WRITTEN EXERCISE = Images should be left out, and everything else in the listing reproduced exactly.

GIVEN RECORDS =
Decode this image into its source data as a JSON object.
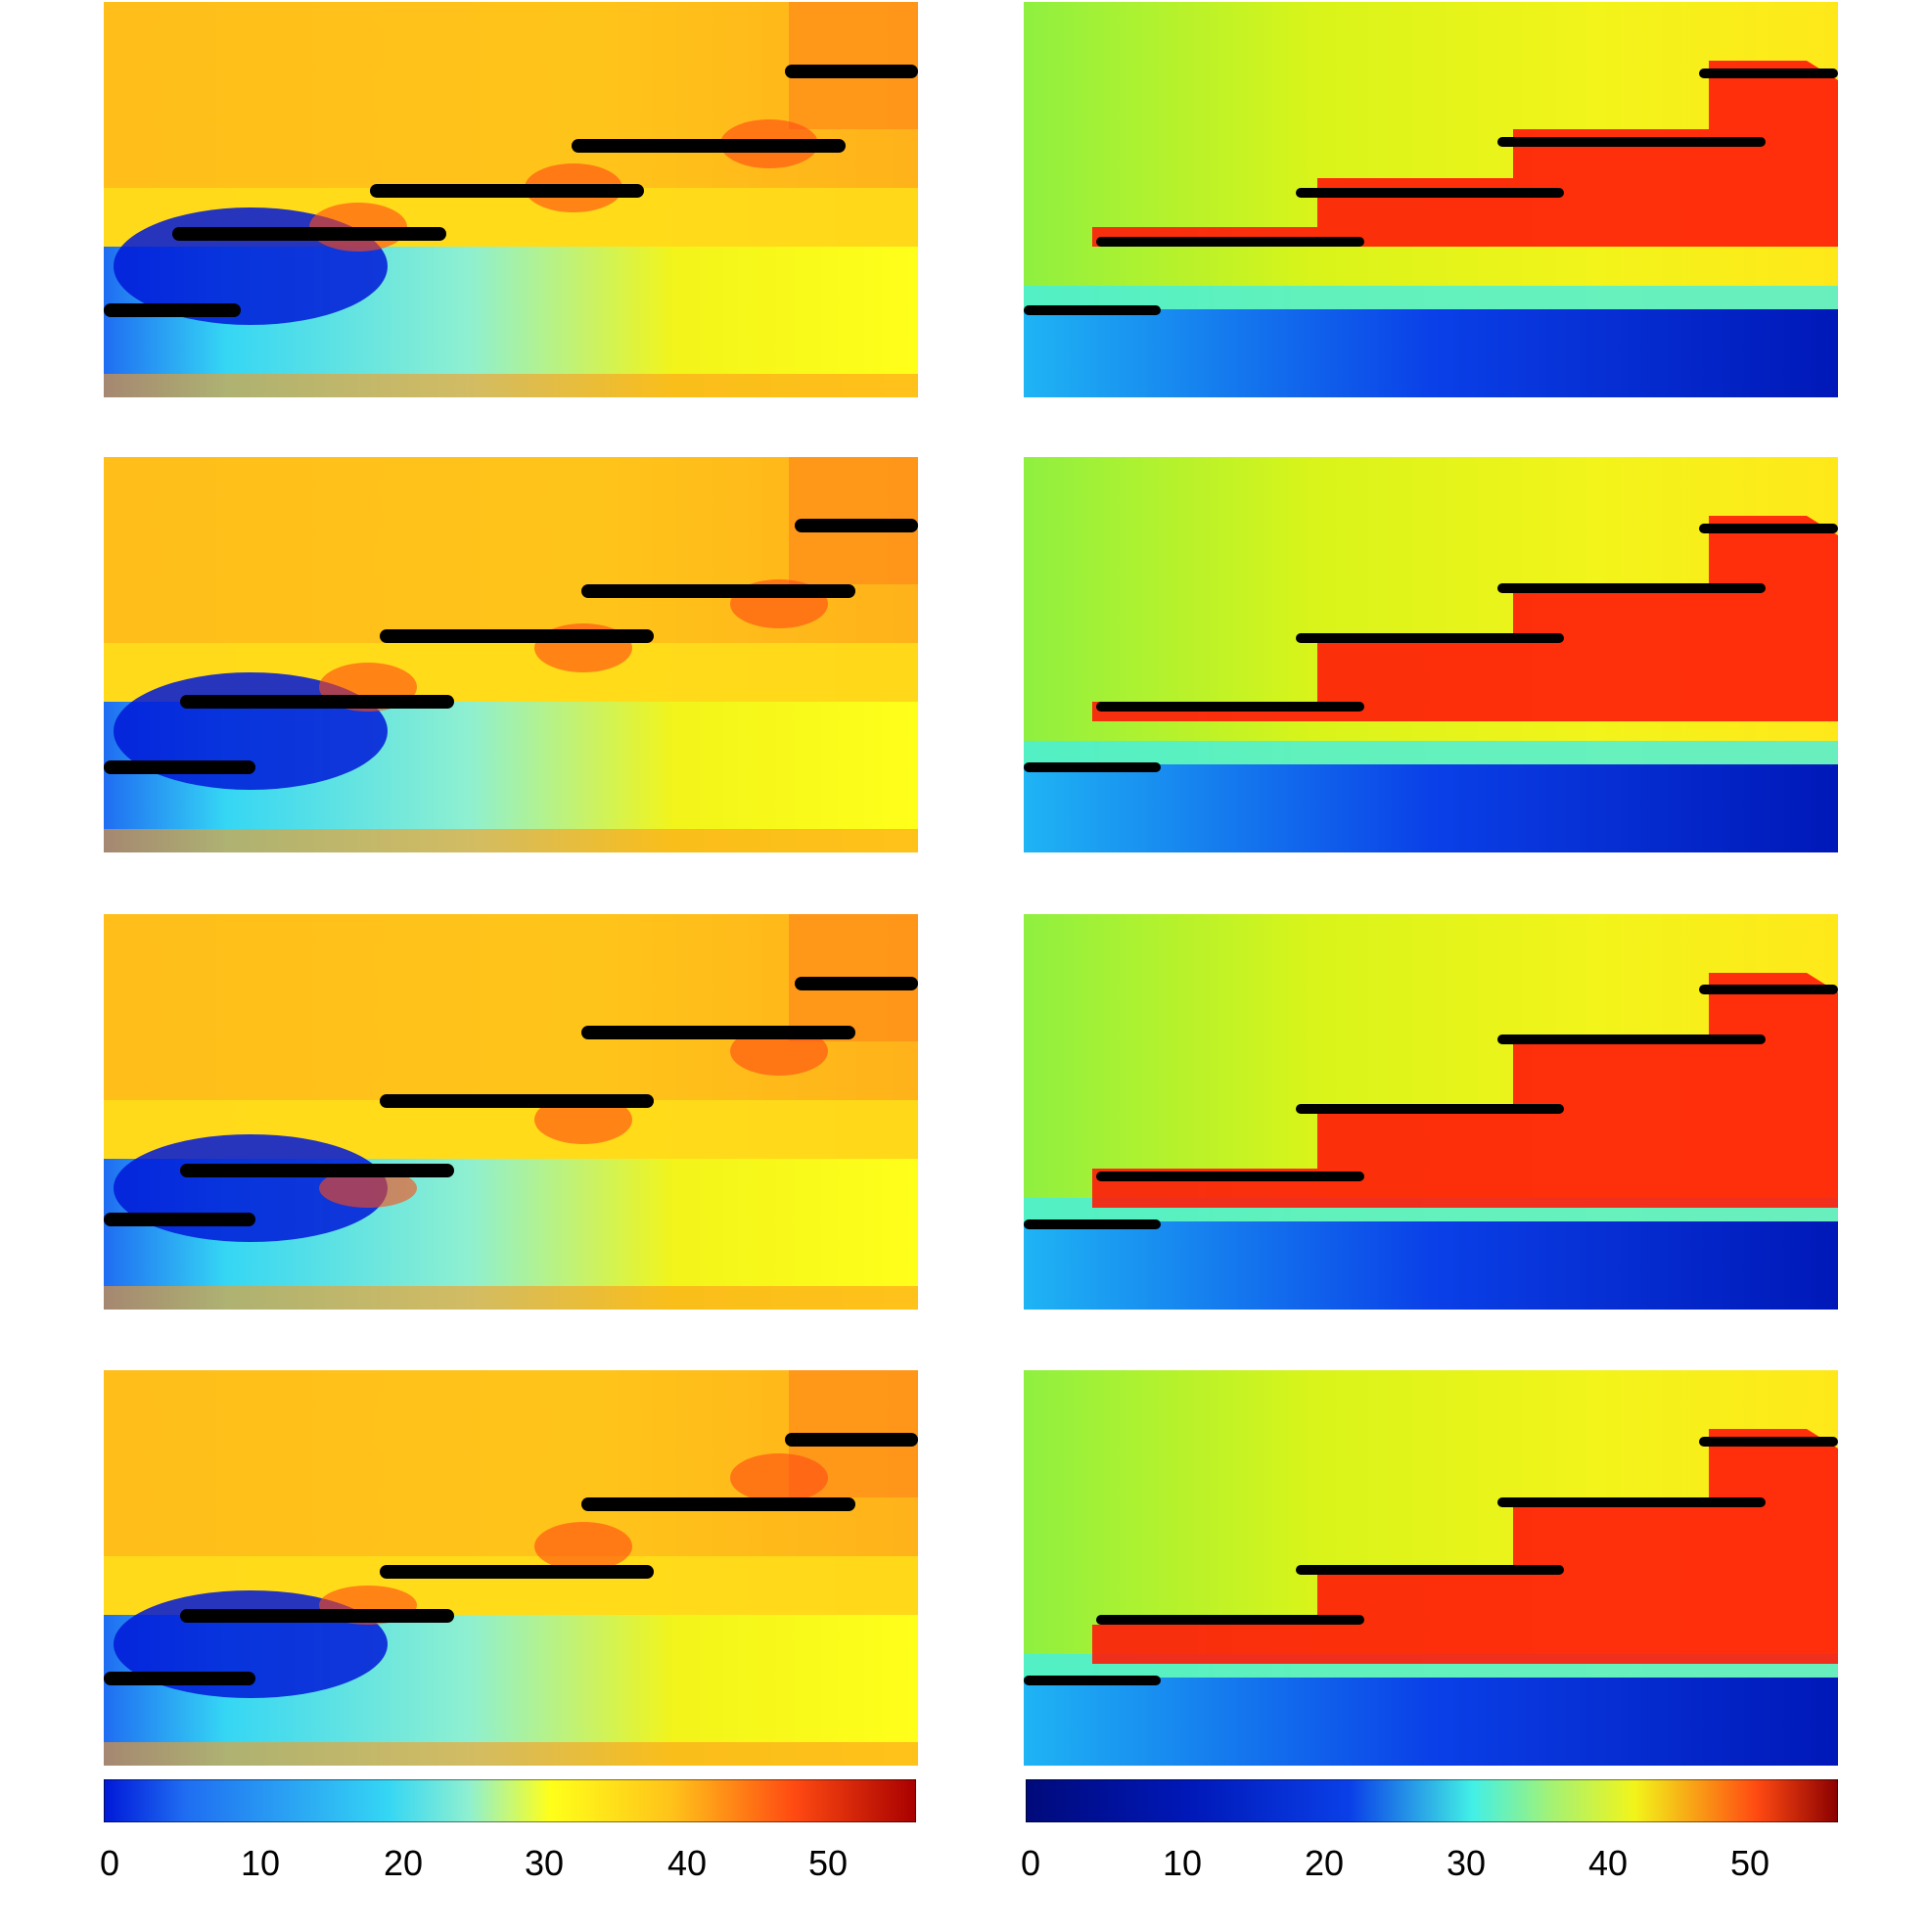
{
  "figure": {
    "rows": 4,
    "columns": [
      "left",
      "right"
    ],
    "plate_count": 5
  },
  "colormaps": {
    "left": [
      "#0018d8",
      "#1f6df2",
      "#35d6f4",
      "#8ff0d0",
      "#d8f560",
      "#ffff1a",
      "#ffd21a",
      "#ff9a1a",
      "#ff4a12",
      "#ff1a0a",
      "#a80000"
    ],
    "right": [
      "#000a7a",
      "#0018b8",
      "#0a40e8",
      "#1fb4f4",
      "#42f0e6",
      "#a6f272",
      "#f2f41a",
      "#ffc81a",
      "#ff6a12",
      "#ff1a0a",
      "#8a0000"
    ]
  },
  "colorbars": {
    "left": {
      "ticks": [
        "0",
        "10",
        "20",
        "30",
        "40",
        "50"
      ],
      "min": 0,
      "max": 55
    },
    "right": {
      "ticks": [
        "0",
        "10",
        "20",
        "30",
        "40",
        "50"
      ],
      "min": 0,
      "max": 55
    }
  }
}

TASK ANSWER =
Decode this image into its source data as a JSON object.
{
  "figure": {
    "rows": 4,
    "columns": [
      "left",
      "right"
    ],
    "plate_count": 5
  },
  "colormaps": {
    "left": [
      "#0018d8",
      "#1f6df2",
      "#35d6f4",
      "#8ff0d0",
      "#d8f560",
      "#ffff1a",
      "#ffd21a",
      "#ff9a1a",
      "#ff4a12",
      "#ff1a0a",
      "#a80000"
    ],
    "right": [
      "#000a7a",
      "#0018b8",
      "#0a40e8",
      "#1fb4f4",
      "#42f0e6",
      "#a6f272",
      "#f2f41a",
      "#ffc81a",
      "#ff6a12",
      "#ff1a0a",
      "#8a0000"
    ]
  },
  "colorbars": {
    "left": {
      "ticks": [
        "0",
        "10",
        "20",
        "30",
        "40",
        "50"
      ],
      "min": 0,
      "max": 55
    },
    "right": {
      "ticks": [
        "0",
        "10",
        "20",
        "30",
        "40",
        "50"
      ],
      "min": 0,
      "max": 55
    }
  }
}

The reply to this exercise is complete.